# [TASK TO COMPLETE]
Write out each entry, exactly the way it appears.

# [Stored data]

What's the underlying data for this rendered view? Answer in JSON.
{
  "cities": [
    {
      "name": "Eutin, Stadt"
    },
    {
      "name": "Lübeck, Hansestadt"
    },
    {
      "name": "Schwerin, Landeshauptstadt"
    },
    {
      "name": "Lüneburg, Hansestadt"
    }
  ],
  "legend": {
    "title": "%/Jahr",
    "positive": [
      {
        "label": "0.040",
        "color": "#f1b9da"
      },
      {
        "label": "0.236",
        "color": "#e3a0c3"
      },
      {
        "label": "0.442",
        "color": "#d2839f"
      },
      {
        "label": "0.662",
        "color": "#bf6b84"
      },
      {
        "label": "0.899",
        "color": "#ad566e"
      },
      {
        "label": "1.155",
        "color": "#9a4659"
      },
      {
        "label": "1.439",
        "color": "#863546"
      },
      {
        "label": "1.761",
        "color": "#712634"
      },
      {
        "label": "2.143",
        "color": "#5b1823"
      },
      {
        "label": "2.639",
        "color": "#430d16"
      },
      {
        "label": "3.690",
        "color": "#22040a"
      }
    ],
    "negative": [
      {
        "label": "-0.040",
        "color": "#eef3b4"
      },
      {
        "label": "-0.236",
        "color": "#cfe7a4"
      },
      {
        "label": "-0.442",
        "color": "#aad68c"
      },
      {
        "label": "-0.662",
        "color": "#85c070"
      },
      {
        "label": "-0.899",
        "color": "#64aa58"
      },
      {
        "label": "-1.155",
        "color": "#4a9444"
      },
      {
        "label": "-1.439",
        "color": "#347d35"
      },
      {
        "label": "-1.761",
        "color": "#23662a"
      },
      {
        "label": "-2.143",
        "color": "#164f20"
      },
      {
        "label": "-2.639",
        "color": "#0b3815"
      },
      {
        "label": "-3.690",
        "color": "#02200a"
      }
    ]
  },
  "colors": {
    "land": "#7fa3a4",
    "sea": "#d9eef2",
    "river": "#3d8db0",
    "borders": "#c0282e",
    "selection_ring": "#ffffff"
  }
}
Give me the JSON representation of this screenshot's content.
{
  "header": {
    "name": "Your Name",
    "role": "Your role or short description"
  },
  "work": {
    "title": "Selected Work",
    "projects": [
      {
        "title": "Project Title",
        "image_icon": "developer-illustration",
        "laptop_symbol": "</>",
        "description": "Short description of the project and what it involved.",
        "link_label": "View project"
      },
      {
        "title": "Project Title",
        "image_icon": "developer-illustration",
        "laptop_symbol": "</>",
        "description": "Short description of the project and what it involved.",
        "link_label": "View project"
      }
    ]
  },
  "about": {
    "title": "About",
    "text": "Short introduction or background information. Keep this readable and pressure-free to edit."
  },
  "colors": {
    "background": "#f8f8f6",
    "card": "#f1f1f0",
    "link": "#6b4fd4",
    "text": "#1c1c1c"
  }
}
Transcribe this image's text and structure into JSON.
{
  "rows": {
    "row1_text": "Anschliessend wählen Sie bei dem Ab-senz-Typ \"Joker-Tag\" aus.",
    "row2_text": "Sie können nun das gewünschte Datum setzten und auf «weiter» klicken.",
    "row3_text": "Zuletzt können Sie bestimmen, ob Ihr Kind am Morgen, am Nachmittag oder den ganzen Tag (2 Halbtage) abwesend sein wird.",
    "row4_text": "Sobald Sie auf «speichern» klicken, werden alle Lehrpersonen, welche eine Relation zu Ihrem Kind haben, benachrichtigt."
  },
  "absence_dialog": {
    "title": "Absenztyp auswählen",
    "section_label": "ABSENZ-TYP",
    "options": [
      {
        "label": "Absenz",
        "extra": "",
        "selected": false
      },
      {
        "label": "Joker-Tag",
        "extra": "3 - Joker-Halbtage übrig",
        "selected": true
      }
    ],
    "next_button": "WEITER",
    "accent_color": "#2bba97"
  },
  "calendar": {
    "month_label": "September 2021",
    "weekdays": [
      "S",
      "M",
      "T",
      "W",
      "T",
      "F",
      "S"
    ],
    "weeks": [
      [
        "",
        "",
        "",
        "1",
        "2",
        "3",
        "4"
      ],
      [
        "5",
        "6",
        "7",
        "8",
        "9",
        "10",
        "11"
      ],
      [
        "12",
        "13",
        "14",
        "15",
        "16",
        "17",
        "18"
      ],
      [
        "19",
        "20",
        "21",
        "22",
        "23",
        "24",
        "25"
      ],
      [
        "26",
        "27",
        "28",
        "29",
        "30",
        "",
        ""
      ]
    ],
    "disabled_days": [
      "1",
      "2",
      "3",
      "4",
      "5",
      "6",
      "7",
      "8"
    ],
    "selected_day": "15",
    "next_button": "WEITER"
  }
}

# [SOLUTION]
What's the underlying data for this rendered view? Answer in JSON.
{
  "cities": [
    {
      "name": "Eutin, Stadt"
    },
    {
      "name": "Lübeck, Hansestadt"
    },
    {
      "name": "Schwerin, Landeshauptstadt"
    },
    {
      "name": "Lüneburg, Hansestadt"
    }
  ],
  "legend": {
    "title": "%/Jahr",
    "positive": [
      {
        "label": "0.040",
        "color": "#f1b9da"
      },
      {
        "label": "0.236",
        "color": "#e3a0c3"
      },
      {
        "label": "0.442",
        "color": "#d2839f"
      },
      {
        "label": "0.662",
        "color": "#bf6b84"
      },
      {
        "label": "0.899",
        "color": "#ad566e"
      },
      {
        "label": "1.155",
        "color": "#9a4659"
      },
      {
        "label": "1.439",
        "color": "#863546"
      },
      {
        "label": "1.761",
        "color": "#712634"
      },
      {
        "label": "2.143",
        "color": "#5b1823"
      },
      {
        "label": "2.639",
        "color": "#430d16"
      },
      {
        "label": "3.690",
        "color": "#22040a"
      }
    ],
    "negative": [
      {
        "label": "-0.040",
        "color": "#eef3b4"
      },
      {
        "label": "-0.236",
        "color": "#cfe7a4"
      },
      {
        "label": "-0.442",
        "color": "#aad68c"
      },
      {
        "label": "-0.662",
        "color": "#85c070"
      },
      {
        "label": "-0.899",
        "color": "#64aa58"
      },
      {
        "label": "-1.155",
        "color": "#4a9444"
      },
      {
        "label": "-1.439",
        "color": "#347d35"
      },
      {
        "label": "-1.761",
        "color": "#23662a"
      },
      {
        "label": "-2.143",
        "color": "#164f20"
      },
      {
        "label": "-2.639",
        "color": "#0b3815"
      },
      {
        "label": "-3.690",
        "color": "#02200a"
      }
    ]
  },
  "colors": {
    "land": "#7fa3a4",
    "sea": "#d9eef2",
    "river": "#3d8db0",
    "borders": "#c0282e",
    "selection_ring": "#ffffff"
  }
}
Give me the JSON representation of this screenshot's content.
{
  "header": {
    "name": "Your Name",
    "role": "Your role or short description"
  },
  "work": {
    "title": "Selected Work",
    "projects": [
      {
        "title": "Project Title",
        "image_icon": "developer-illustration",
        "laptop_symbol": "</>",
        "description": "Short description of the project and what it involved.",
        "link_label": "View project"
      },
      {
        "title": "Project Title",
        "image_icon": "developer-illustration",
        "laptop_symbol": "</>",
        "description": "Short description of the project and what it involved.",
        "link_label": "View project"
      }
    ]
  },
  "about": {
    "title": "About",
    "text": "Short introduction or background information. Keep this readable and pressure-free to edit."
  },
  "colors": {
    "background": "#f8f8f6",
    "card": "#f1f1f0",
    "link": "#6b4fd4",
    "text": "#1c1c1c"
  }
}
Transcribe this image's text and structure into JSON.
{
  "rows": {
    "row1_text": "Anschliessend wählen Sie bei dem Ab-senz-Typ \"Joker-Tag\" aus.",
    "row2_text": "Sie können nun das gewünschte Datum setzten und auf «weiter» klicken.",
    "row3_text": "Zuletzt können Sie bestimmen, ob Ihr Kind am Morgen, am Nachmittag oder den ganzen Tag (2 Halbtage) abwesend sein wird.",
    "row4_text": "Sobald Sie auf «speichern» klicken, werden alle Lehrpersonen, welche eine Relation zu Ihrem Kind haben, benachrichtigt."
  },
  "absence_dialog": {
    "title": "Absenztyp auswählen",
    "section_label": "ABSENZ-TYP",
    "options": [
      {
        "label": "Absenz",
        "extra": "",
        "selected": false
      },
      {
        "label": "Joker-Tag",
        "extra": "3 - Joker-Halbtage übrig",
        "selected": true
      }
    ],
    "next_button": "WEITER",
    "accent_color": "#2bba97"
  },
  "calendar": {
    "month_label": "September 2021",
    "weekdays": [
      "S",
      "M",
      "T",
      "W",
      "T",
      "F",
      "S"
    ],
    "weeks": [
      [
        "",
        "",
        "",
        "1",
        "2",
        "3",
        "4"
      ],
      [
        "5",
        "6",
        "7",
        "8",
        "9",
        "10",
        "11"
      ],
      [
        "12",
        "13",
        "14",
        "15",
        "16",
        "17",
        "18"
      ],
      [
        "19",
        "20",
        "21",
        "22",
        "23",
        "24",
        "25"
      ],
      [
        "26",
        "27",
        "28",
        "29",
        "30",
        "",
        ""
      ]
    ],
    "disabled_days": [
      "1",
      "2",
      "3",
      "4",
      "5",
      "6",
      "7",
      "8"
    ],
    "selected_day": "15",
    "next_button": "WEITER"
  }
}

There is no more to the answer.